>>>>>

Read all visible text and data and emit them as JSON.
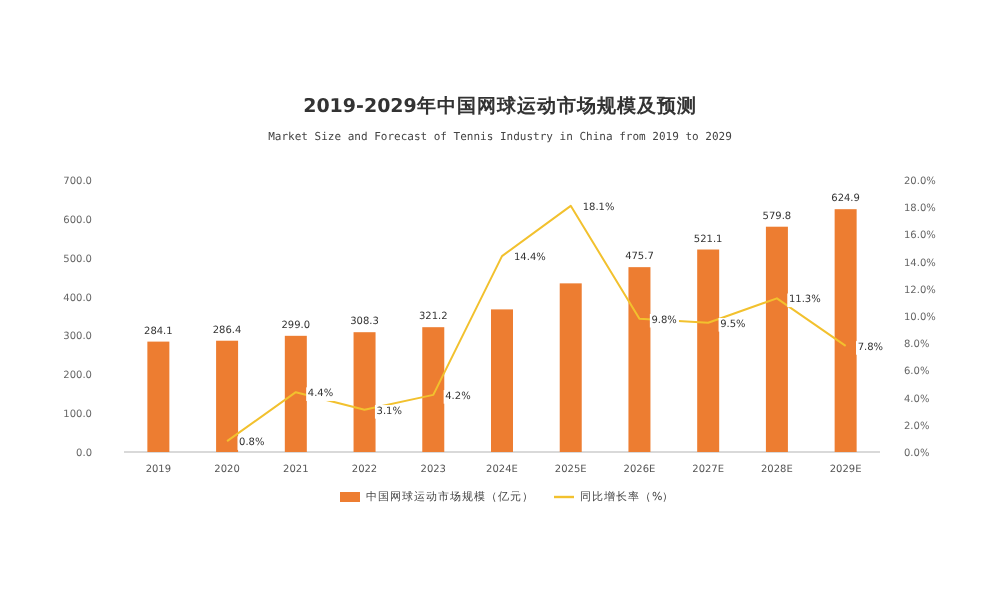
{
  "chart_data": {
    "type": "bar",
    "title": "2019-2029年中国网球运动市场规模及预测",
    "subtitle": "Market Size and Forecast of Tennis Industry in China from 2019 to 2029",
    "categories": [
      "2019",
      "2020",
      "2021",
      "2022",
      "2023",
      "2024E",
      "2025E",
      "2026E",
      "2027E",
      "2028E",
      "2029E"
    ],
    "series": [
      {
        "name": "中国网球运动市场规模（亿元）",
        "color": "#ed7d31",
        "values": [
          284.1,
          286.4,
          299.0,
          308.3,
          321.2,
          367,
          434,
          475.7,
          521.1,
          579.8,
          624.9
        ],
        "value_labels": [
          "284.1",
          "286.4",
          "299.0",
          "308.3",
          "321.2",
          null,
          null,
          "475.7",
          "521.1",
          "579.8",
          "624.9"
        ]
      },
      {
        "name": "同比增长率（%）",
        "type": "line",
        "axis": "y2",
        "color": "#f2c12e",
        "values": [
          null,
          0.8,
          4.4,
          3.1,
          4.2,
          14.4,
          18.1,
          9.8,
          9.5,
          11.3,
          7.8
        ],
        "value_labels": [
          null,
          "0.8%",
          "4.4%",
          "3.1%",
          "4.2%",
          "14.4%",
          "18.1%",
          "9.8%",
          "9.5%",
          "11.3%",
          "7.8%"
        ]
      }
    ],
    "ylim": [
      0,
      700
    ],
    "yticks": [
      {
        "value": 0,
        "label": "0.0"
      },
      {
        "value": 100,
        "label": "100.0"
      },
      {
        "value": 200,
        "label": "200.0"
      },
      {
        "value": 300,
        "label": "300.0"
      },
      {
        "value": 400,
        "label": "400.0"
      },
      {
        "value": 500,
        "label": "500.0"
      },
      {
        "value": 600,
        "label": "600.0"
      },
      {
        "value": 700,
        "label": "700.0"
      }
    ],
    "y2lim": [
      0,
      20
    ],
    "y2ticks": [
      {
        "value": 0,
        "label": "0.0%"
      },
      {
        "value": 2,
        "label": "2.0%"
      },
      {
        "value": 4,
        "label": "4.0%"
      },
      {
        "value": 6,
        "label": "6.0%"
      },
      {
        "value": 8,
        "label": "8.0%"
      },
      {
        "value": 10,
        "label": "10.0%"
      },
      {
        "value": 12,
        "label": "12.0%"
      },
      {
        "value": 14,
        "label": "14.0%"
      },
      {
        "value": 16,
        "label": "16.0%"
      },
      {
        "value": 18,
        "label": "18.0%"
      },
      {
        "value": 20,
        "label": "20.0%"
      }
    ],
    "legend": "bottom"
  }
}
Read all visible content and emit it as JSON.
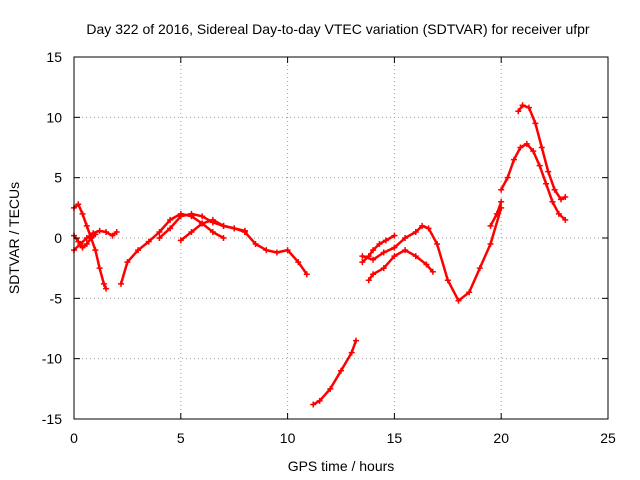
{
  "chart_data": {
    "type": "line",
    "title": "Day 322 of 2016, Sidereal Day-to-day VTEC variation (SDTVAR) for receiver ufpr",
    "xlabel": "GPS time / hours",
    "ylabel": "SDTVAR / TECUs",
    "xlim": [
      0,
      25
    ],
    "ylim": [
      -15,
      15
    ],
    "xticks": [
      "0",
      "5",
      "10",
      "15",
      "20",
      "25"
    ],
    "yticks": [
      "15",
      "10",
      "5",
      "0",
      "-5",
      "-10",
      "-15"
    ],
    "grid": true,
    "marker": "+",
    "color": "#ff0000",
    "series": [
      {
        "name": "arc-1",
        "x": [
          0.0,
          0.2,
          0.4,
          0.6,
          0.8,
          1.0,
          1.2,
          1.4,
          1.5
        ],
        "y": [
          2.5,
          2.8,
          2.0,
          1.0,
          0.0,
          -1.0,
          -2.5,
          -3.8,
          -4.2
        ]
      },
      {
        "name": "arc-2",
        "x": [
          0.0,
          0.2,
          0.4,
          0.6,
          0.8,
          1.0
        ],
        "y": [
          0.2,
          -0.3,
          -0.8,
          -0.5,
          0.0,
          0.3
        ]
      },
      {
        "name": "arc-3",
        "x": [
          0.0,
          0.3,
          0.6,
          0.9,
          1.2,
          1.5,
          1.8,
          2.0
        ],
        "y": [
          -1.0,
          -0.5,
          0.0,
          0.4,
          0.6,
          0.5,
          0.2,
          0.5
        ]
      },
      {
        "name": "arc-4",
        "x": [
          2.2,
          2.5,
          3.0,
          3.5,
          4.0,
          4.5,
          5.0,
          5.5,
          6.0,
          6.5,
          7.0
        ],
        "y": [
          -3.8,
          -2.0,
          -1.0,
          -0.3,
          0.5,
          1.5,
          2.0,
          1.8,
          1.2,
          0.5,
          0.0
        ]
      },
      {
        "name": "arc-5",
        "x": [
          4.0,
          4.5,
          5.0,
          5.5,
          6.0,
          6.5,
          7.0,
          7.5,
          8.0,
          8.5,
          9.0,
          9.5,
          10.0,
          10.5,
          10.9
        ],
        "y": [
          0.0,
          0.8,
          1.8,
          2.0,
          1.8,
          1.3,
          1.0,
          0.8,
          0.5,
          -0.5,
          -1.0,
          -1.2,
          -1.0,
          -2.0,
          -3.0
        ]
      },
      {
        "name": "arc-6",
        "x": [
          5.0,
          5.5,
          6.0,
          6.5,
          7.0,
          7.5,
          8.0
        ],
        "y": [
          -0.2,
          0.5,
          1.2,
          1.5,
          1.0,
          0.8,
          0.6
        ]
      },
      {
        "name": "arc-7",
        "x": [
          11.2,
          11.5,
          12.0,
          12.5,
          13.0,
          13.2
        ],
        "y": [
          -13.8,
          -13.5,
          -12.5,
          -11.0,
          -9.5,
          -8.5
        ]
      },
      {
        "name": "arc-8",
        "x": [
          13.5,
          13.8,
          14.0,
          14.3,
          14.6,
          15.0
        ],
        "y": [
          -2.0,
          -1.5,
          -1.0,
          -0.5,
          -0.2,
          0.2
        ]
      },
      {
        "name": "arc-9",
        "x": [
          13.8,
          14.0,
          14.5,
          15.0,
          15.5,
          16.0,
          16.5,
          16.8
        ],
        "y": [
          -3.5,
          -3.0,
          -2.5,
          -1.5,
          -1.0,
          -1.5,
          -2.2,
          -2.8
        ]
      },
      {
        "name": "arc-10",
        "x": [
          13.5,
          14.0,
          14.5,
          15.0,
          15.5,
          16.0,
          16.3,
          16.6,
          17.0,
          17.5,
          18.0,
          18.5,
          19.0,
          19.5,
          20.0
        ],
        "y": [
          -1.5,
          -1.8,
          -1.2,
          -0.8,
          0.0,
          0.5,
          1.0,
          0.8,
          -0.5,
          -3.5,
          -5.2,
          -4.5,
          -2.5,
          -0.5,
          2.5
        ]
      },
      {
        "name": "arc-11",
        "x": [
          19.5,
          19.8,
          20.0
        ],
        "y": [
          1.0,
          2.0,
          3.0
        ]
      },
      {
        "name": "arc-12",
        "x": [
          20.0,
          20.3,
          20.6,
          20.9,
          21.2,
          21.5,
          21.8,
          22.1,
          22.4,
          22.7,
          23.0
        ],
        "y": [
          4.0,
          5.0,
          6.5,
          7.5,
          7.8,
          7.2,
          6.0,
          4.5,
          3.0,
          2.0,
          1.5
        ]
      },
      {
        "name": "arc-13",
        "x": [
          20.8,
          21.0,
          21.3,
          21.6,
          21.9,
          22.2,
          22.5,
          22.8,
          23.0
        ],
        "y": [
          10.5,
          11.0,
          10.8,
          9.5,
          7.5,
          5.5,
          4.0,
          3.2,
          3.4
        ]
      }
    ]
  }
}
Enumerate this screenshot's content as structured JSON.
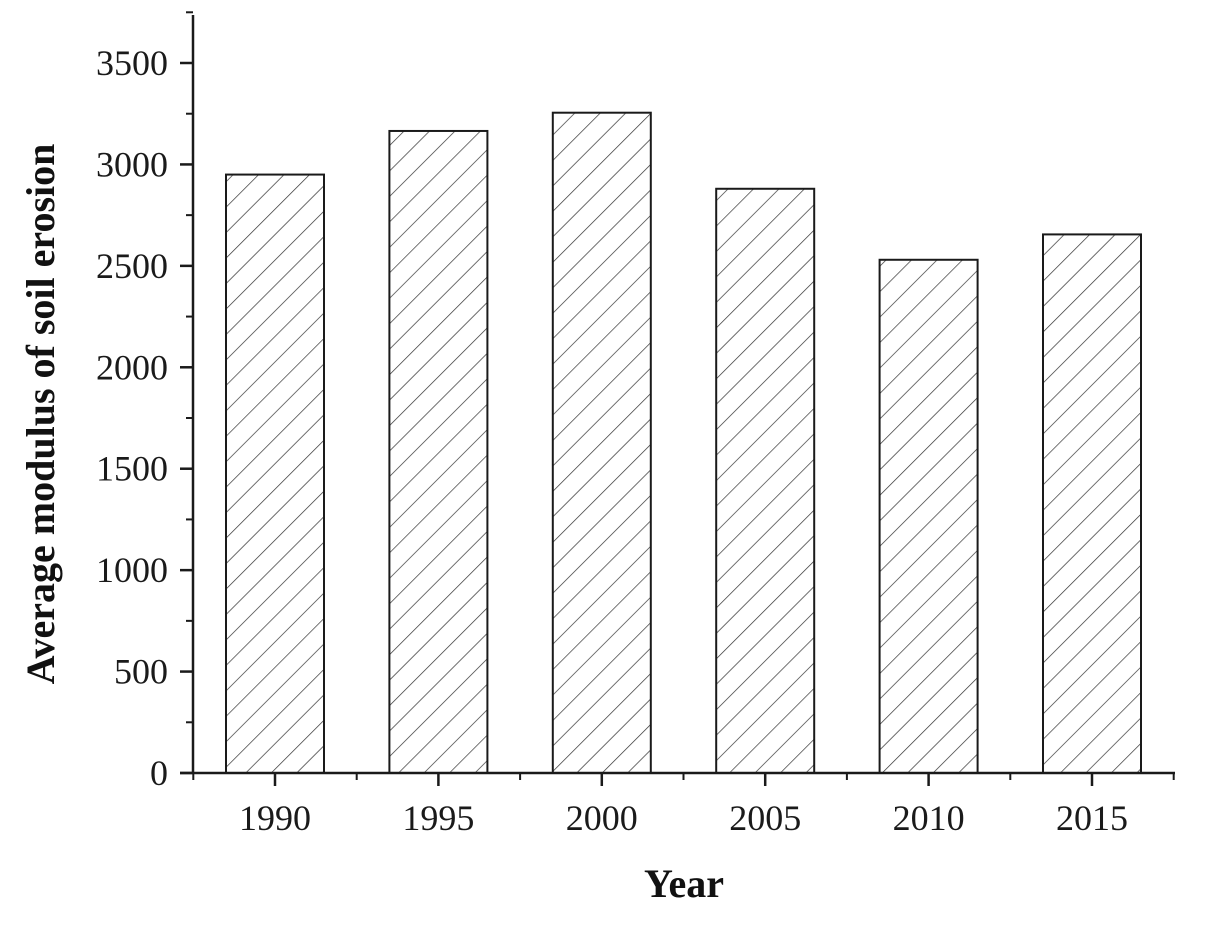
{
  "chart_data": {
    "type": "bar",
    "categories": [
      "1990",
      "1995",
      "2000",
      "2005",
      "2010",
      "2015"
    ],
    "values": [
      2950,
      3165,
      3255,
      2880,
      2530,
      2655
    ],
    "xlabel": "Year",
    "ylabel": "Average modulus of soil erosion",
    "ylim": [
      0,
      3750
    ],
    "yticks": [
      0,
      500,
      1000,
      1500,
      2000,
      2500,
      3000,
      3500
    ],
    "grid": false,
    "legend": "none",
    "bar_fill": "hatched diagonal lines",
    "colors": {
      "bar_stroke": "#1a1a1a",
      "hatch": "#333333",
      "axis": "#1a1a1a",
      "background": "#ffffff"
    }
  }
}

<<<<<
>>>>>

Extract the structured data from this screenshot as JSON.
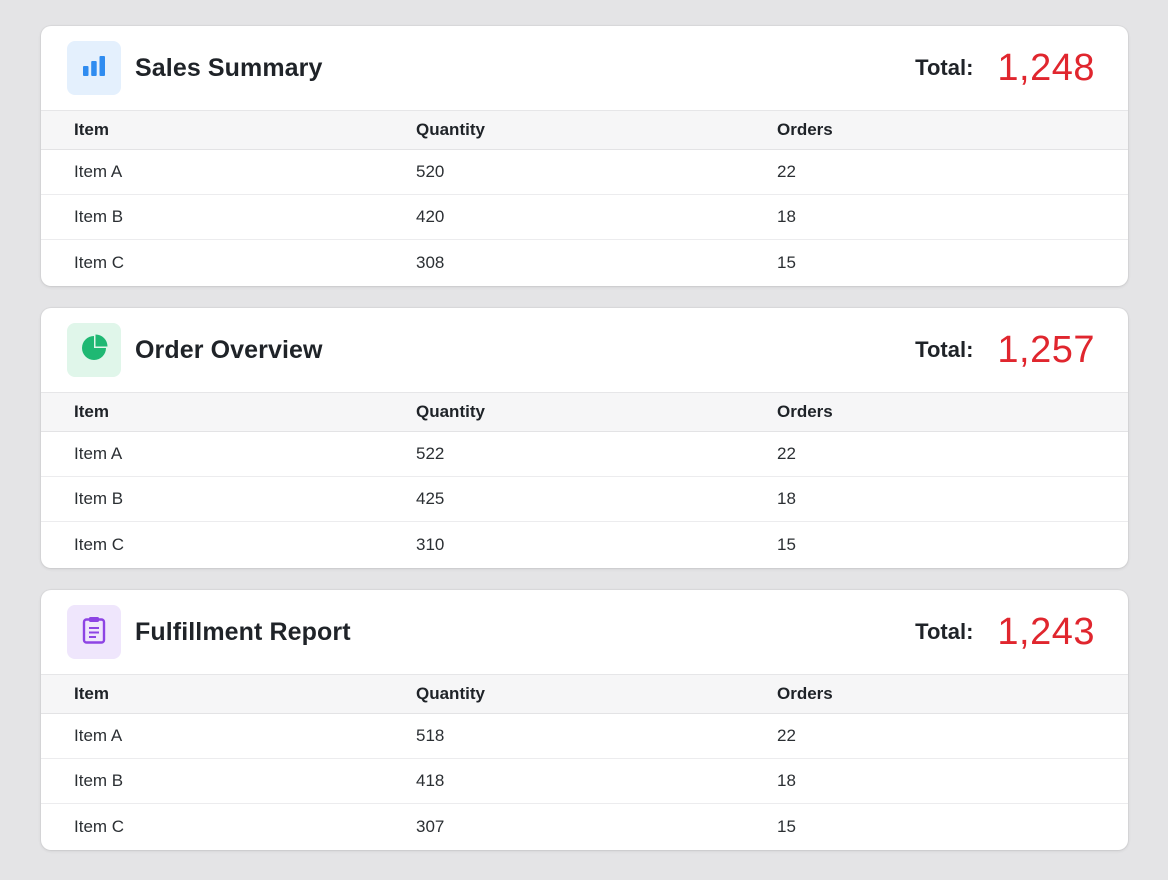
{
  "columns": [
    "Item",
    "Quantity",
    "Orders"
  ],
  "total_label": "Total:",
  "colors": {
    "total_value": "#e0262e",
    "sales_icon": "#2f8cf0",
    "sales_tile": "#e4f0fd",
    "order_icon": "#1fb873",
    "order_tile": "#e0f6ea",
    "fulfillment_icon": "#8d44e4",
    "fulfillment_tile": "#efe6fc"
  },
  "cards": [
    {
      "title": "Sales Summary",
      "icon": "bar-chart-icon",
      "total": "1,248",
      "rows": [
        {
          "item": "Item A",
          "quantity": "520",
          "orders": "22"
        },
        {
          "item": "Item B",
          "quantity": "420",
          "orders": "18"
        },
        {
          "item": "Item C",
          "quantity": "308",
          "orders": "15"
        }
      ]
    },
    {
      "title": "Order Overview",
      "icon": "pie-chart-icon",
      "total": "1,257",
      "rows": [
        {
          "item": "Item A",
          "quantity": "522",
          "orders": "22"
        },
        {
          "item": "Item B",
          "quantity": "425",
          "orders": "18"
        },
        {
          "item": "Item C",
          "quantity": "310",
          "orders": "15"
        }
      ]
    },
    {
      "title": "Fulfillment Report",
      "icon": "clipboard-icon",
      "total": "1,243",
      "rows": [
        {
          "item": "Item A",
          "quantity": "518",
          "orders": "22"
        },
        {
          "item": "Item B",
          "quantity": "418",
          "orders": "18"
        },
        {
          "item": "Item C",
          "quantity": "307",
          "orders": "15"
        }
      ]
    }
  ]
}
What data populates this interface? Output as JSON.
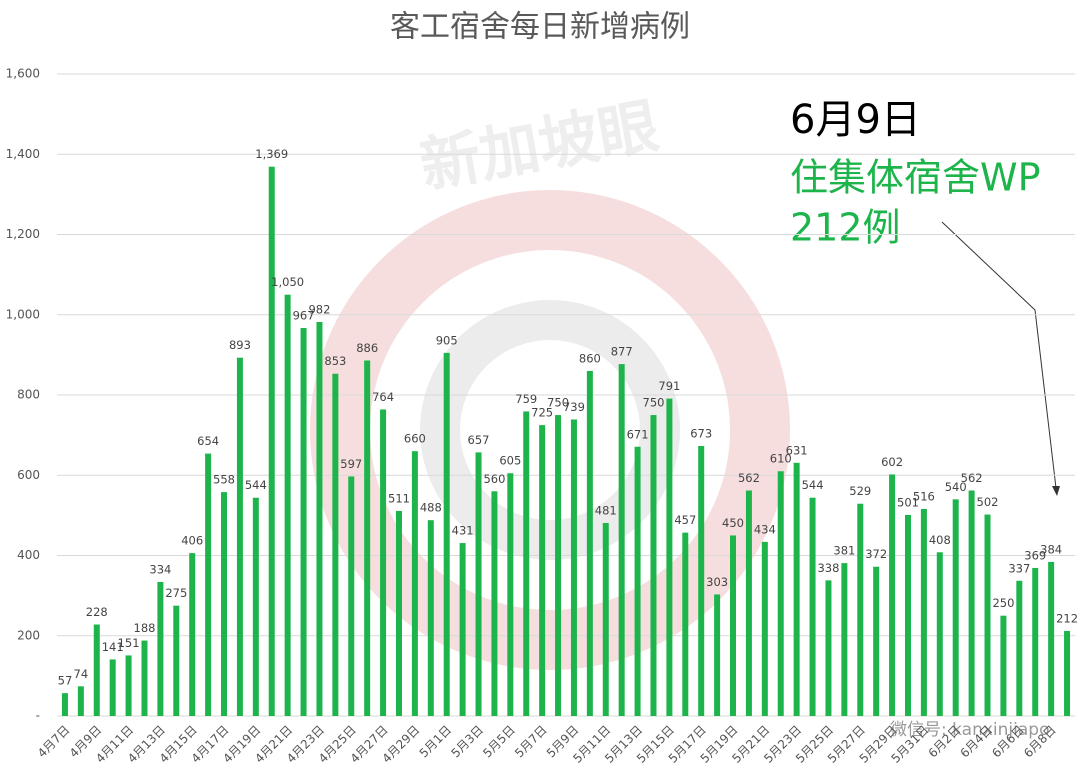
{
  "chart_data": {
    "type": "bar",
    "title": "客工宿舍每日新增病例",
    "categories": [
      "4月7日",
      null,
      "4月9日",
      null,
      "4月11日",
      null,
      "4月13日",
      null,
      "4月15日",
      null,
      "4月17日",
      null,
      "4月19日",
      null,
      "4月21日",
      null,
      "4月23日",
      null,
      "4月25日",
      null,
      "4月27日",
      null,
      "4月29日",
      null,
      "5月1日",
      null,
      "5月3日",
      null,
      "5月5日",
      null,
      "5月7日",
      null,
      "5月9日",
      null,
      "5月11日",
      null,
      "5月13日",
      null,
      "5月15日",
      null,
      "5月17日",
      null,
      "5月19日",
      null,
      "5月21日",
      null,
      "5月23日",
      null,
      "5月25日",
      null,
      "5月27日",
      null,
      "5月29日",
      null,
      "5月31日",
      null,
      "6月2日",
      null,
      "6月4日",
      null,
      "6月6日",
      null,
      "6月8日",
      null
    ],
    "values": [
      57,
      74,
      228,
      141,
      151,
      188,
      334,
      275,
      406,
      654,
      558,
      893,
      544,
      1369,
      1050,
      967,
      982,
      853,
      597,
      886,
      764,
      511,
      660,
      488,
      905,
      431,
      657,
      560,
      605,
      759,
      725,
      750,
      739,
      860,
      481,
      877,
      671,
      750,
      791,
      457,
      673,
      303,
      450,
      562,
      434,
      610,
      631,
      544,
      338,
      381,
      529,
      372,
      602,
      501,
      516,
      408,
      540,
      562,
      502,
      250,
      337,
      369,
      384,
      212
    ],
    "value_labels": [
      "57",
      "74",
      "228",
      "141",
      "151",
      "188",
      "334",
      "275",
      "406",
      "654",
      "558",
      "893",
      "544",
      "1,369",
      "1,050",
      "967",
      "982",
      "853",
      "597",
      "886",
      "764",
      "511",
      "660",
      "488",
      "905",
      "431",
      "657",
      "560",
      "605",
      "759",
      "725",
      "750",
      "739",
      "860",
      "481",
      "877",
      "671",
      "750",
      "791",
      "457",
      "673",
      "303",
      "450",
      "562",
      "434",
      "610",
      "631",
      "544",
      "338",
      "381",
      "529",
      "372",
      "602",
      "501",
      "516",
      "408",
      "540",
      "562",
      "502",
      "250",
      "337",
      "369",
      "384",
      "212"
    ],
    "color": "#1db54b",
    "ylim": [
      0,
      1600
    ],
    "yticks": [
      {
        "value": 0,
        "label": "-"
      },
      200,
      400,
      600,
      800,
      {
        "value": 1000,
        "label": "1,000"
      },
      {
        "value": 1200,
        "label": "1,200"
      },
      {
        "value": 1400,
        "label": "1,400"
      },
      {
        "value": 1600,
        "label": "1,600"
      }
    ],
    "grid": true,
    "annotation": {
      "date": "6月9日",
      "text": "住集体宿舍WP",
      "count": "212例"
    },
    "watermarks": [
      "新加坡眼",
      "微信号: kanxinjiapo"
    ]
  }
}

<<<<<

Directions for this task:
Each line above that holds the string "ylabel" should be copied and shown.

Output of the task:
    "ylabel": "SDTVAR / TECUs",
    "ylabel": "Average modulus of soil erosion",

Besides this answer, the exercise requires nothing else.